» **INSTRUCTION**: Without the pictures, set down every line of the data exactly.

Saved data entries:
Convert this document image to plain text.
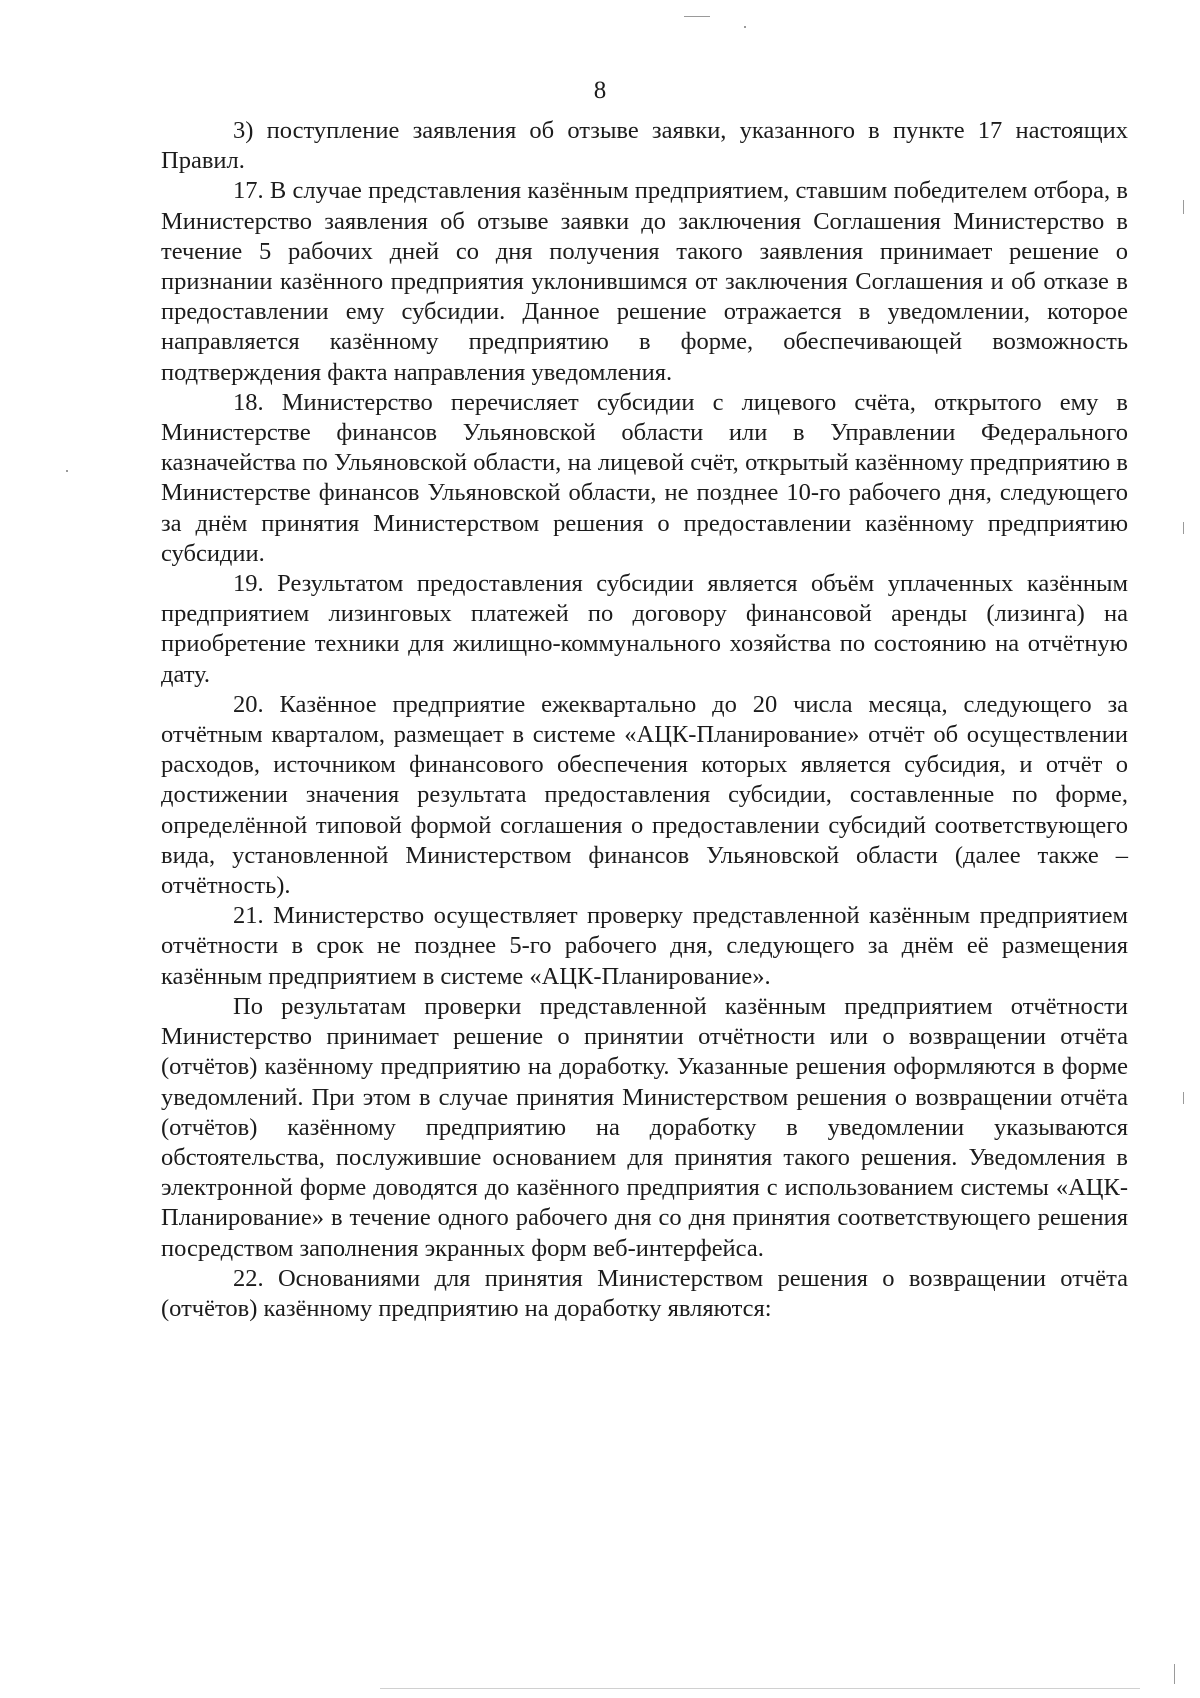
8

3) поступление заявления об отзыве заявки, указанного в пункте 17 настоящих Правил.

17. В случае представления казённым предприятием, ставшим победителем отбора, в Министерство заявления об отзыве заявки до заключения Соглашения Министерство в течение 5 рабочих дней со дня получения такого заявления принимает решение о признании казённого предприятия уклонившимся от заключения Соглашения и об отказе в предоставлении ему субсидии. Данное решение отражается в уведомлении, которое направляется казённому предприятию в форме, обеспечивающей возможность подтверждения факта направления уведомления.

18. Министерство перечисляет субсидии с лицевого счёта, открытого ему в Министерстве финансов Ульяновской области или в Управлении Федерального казначейства по Ульяновской области, на лицевой счёт, открытый казённому предприятию в Министерстве финансов Ульяновской области, не позднее 10-го рабочего дня, следующего за днём принятия Министерством решения о предоставлении казённому предприятию субсидии.

19. Результатом предоставления субсидии является объём уплаченных казённым предприятием лизинговых платежей по договору финансовой аренды (лизинга) на приобретение техники для жилищно-коммунального хозяйства по состоянию на отчётную дату.

20. Казённое предприятие ежеквартально до 20 числа месяца, следующего за отчётным кварталом, размещает в системе «АЦК-Планирование» отчёт об осуществлении расходов, источником финансового обеспечения которых является субсидия, и отчёт о достижении значения результата предоставления субсидии, составленные по форме, определённой типовой формой соглашения о предоставлении субсидий соответствующего вида, установленной Министерством финансов Ульяновской области (далее также – отчётность).

21. Министерство осуществляет проверку представленной казённым предприятием отчётности в срок не позднее 5-го рабочего дня, следующего за днём её размещения казённым предприятием в системе «АЦК-Планирование».

По результатам проверки представленной казённым предприятием отчётности Министерство принимает решение о принятии отчётности или о возвращении отчёта (отчётов) казённому предприятию на доработку. Указанные решения оформляются в форме уведомлений. При этом в случае принятия Министерством решения о возвращении отчёта (отчётов) казённому предприятию на доработку в уведомлении указываются обстоятельства, послужившие основанием для принятия такого решения. Уведомления в электронной форме доводятся до казённого предприятия с использованием системы «АЦК-Планирование» в течение одного рабочего дня со дня принятия соответствующего решения посредством заполнения экранных форм веб-интерфейса.

22. Основаниями для принятия Министерством решения о возвращении отчёта (отчётов) казённому предприятию на доработку являются:
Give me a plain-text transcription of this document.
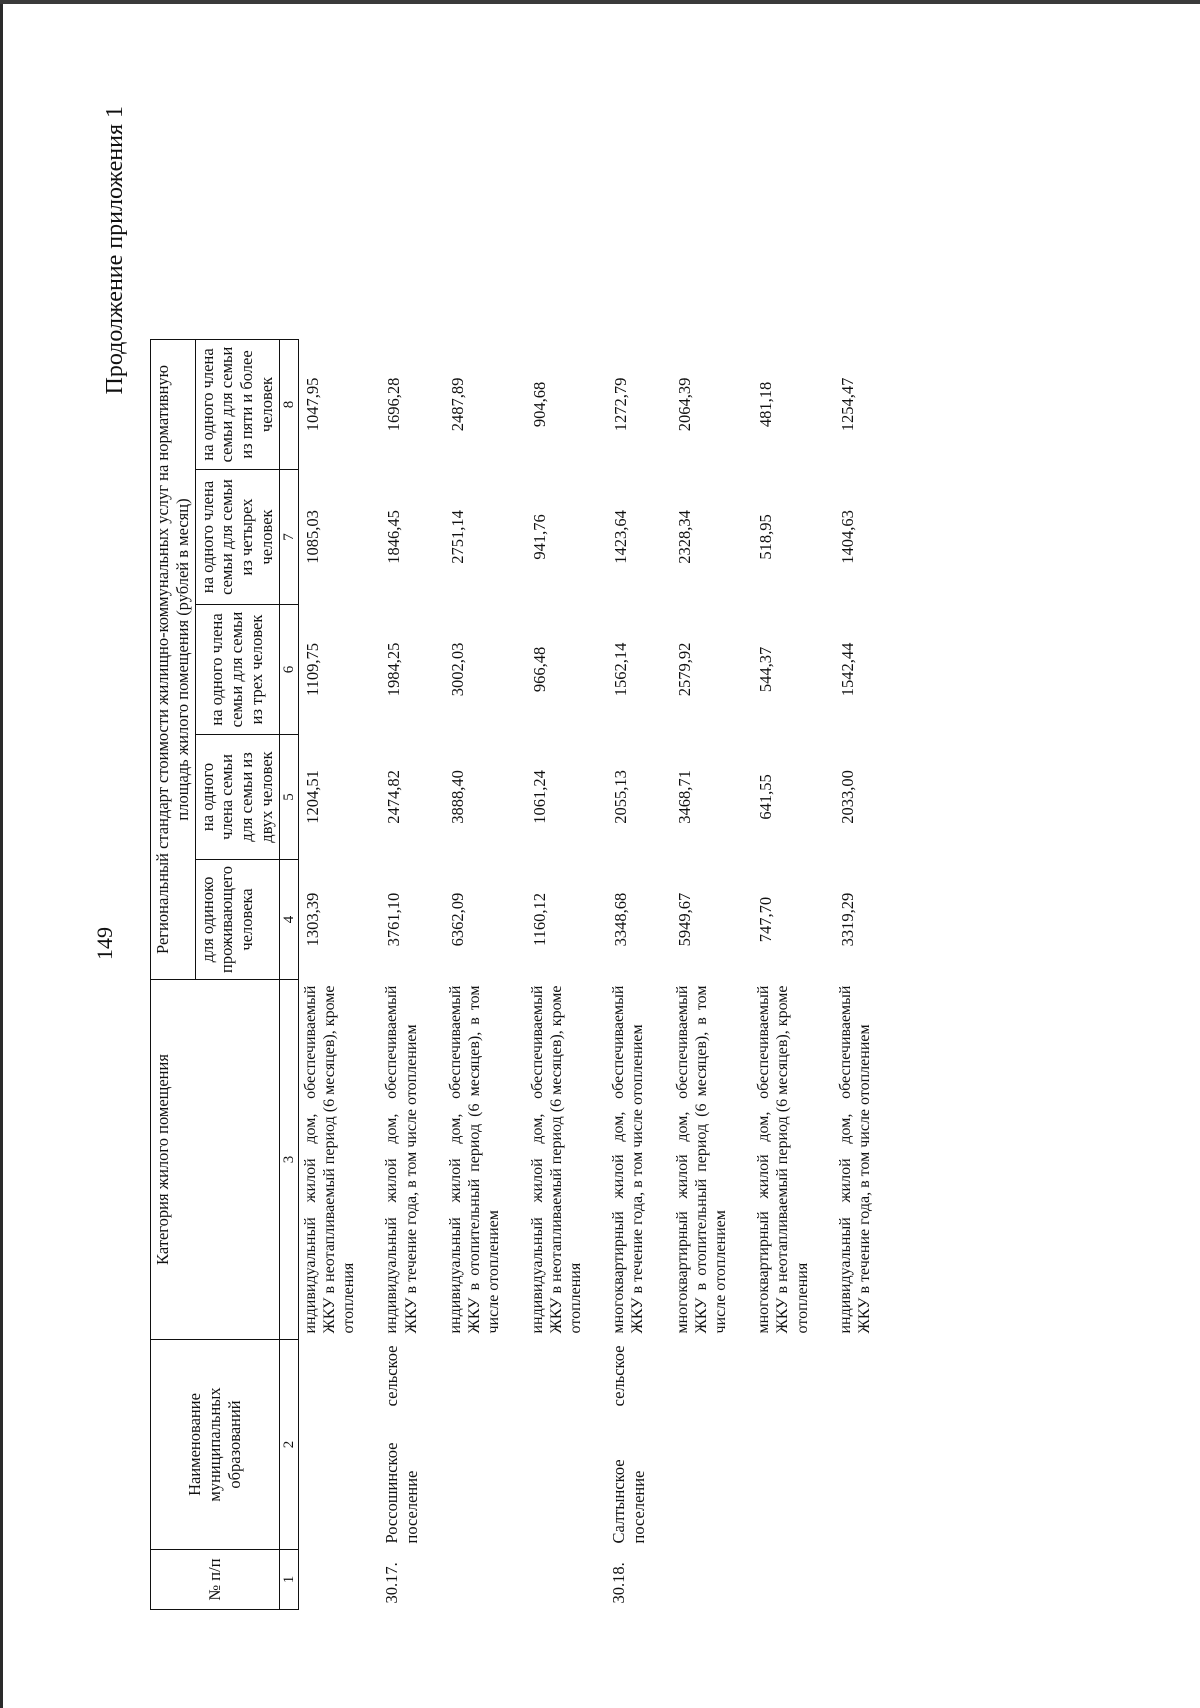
149
Продолжение приложения 1
№ п/п	Наименование муниципальных образований	Категория жилого помещения	Региональный стандарт стоимости жилищно-коммунальных услуг на нормативную площадь жилого помещения (рублей в месяц)				
			для одиноко проживающего человека	на одного члена семьи для семьи из двух человек	на одного члена семьи для семьи из трех человек	на одного члена семьи для семьи из четырех человек	на одного члена семьи для семьи из пяти и более человек
1	2	3	4	5	6	7	8
		индивидуальный жилой дом, обеспечиваемый ЖКУ в неотапливаемый период (6 месяцев), кроме отопления	1303,39	1204,51	1109,75	1085,03	1047,95
30.17.	Россошинское сельское поселение	индивидуальный жилой дом, обеспечиваемый ЖКУ в течение года, в том числе отоплением	3761,10	2474,82	1984,25	1846,45	1696,28
		индивидуальный жилой дом, обеспечиваемый ЖКУ в отопительный период (6 месяцев), в том числе отоплением	6362,09	3888,40	3002,03	2751,14	2487,89
		индивидуальный жилой дом, обеспечиваемый ЖКУ в неотапливаемый период (6 месяцев), кроме отопления	1160,12	1061,24	966,48	941,76	904,68
30.18.	Салтынское сельское поселение	многоквартирный жилой дом, обеспечиваемый ЖКУ в течение года, в том числе отоплением	3348,68	2055,13	1562,14	1423,64	1272,79
		многоквартирный жилой дом, обеспечиваемый ЖКУ в отопительный период (6 месяцев), в том числе отоплением	5949,67	3468,71	2579,92	2328,34	2064,39
		многоквартирный жилой дом, обеспечиваемый ЖКУ в неотапливаемый период (6 месяцев), кроме отопления	747,70	641,55	544,37	518,95	481,18
		индивидуальный жилой дом, обеспечиваемый ЖКУ в течение года, в том числе отоплением	3319,29	2033,00	1542,44	1404,63	1254,47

» **THE SOLUTION**:
Convert this document image to plain text.
8

3) поступление заявления об отзыве заявки, указанного в пункте 17 настоящих Правил.

17. В случае представления казённым предприятием, ставшим победителем отбора, в Министерство заявления об отзыве заявки до заключения Соглашения Министерство в течение 5 рабочих дней со дня получения такого заявления принимает решение о признании казённого предприятия уклонившимся от заключения Соглашения и об отказе в предоставлении ему субсидии. Данное решение отражается в уведомлении, которое направляется казённому предприятию в форме, обеспечивающей возможность подтверждения факта направления уведомления.

18. Министерство перечисляет субсидии с лицевого счёта, открытого ему в Министерстве финансов Ульяновской области или в Управлении Федерального казначейства по Ульяновской области, на лицевой счёт, открытый казённому предприятию в Министерстве финансов Ульяновской области, не позднее 10-го рабочего дня, следующего за днём принятия Министерством решения о предоставлении казённому предприятию субсидии.

19. Результатом предоставления субсидии является объём уплаченных казённым предприятием лизинговых платежей по договору финансовой аренды (лизинга) на приобретение техники для жилищно-коммунального хозяйства по состоянию на отчётную дату.

20. Казённое предприятие ежеквартально до 20 числа месяца, следующего за отчётным кварталом, размещает в системе «АЦК-Планирование» отчёт об осуществлении расходов, источником финансового обеспечения которых является субсидия, и отчёт о достижении значения результата предоставления субсидии, составленные по форме, определённой типовой формой соглашения о предоставлении субсидий соответствующего вида, установленной Министерством финансов Ульяновской области (далее также – отчётность).

21. Министерство осуществляет проверку представленной казённым предприятием отчётности в срок не позднее 5-го рабочего дня, следующего за днём её размещения казённым предприятием в системе «АЦК-Планирование».

По результатам проверки представленной казённым предприятием отчётности Министерство принимает решение о принятии отчётности или о возвращении отчёта (отчётов) казённому предприятию на доработку. Указанные решения оформляются в форме уведомлений. При этом в случае принятия Министерством решения о возвращении отчёта (отчётов) казённому предприятию на доработку в уведомлении указываются обстоятельства, послужившие основанием для принятия такого решения. Уведомления в электронной форме доводятся до казённого предприятия с использованием системы «АЦК-Планирование» в течение одного рабочего дня со дня принятия соответствующего решения посредством заполнения экранных форм веб-интерфейса.

22. Основаниями для принятия Министерством решения о возвращении отчёта (отчётов) казённому предприятию на доработку являются:
Give me a plain-text transcription of this document.
149
Продолжение приложения 1
№ п/п	Наименование муниципальных образований	Категория жилого помещения	Региональный стандарт стоимости жилищно-коммунальных услуг на нормативную площадь жилого помещения (рублей в месяц)				
			для одиноко проживающего человека	на одного члена семьи для семьи из двух человек	на одного члена семьи для семьи из трех человек	на одного члена семьи для семьи из четырех человек	на одного члена семьи для семьи из пяти и более человек
1	2	3	4	5	6	7	8
		индивидуальный жилой дом, обеспечиваемый ЖКУ в неотапливаемый период (6 месяцев), кроме отопления	1303,39	1204,51	1109,75	1085,03	1047,95
30.17.	Россошинское сельское поселение	индивидуальный жилой дом, обеспечиваемый ЖКУ в течение года, в том числе отоплением	3761,10	2474,82	1984,25	1846,45	1696,28
		индивидуальный жилой дом, обеспечиваемый ЖКУ в отопительный период (6 месяцев), в том числе отоплением	6362,09	3888,40	3002,03	2751,14	2487,89
		индивидуальный жилой дом, обеспечиваемый ЖКУ в неотапливаемый период (6 месяцев), кроме отопления	1160,12	1061,24	966,48	941,76	904,68
30.18.	Салтынское сельское поселение	многоквартирный жилой дом, обеспечиваемый ЖКУ в течение года, в том числе отоплением	3348,68	2055,13	1562,14	1423,64	1272,79
		многоквартирный жилой дом, обеспечиваемый ЖКУ в отопительный период (6 месяцев), в том числе отоплением	5949,67	3468,71	2579,92	2328,34	2064,39
		многоквартирный жилой дом, обеспечиваемый ЖКУ в неотапливаемый период (6 месяцев), кроме отопления	747,70	641,55	544,37	518,95	481,18
		индивидуальный жилой дом, обеспечиваемый ЖКУ в течение года, в том числе отоплением	3319,29	2033,00	1542,44	1404,63	1254,47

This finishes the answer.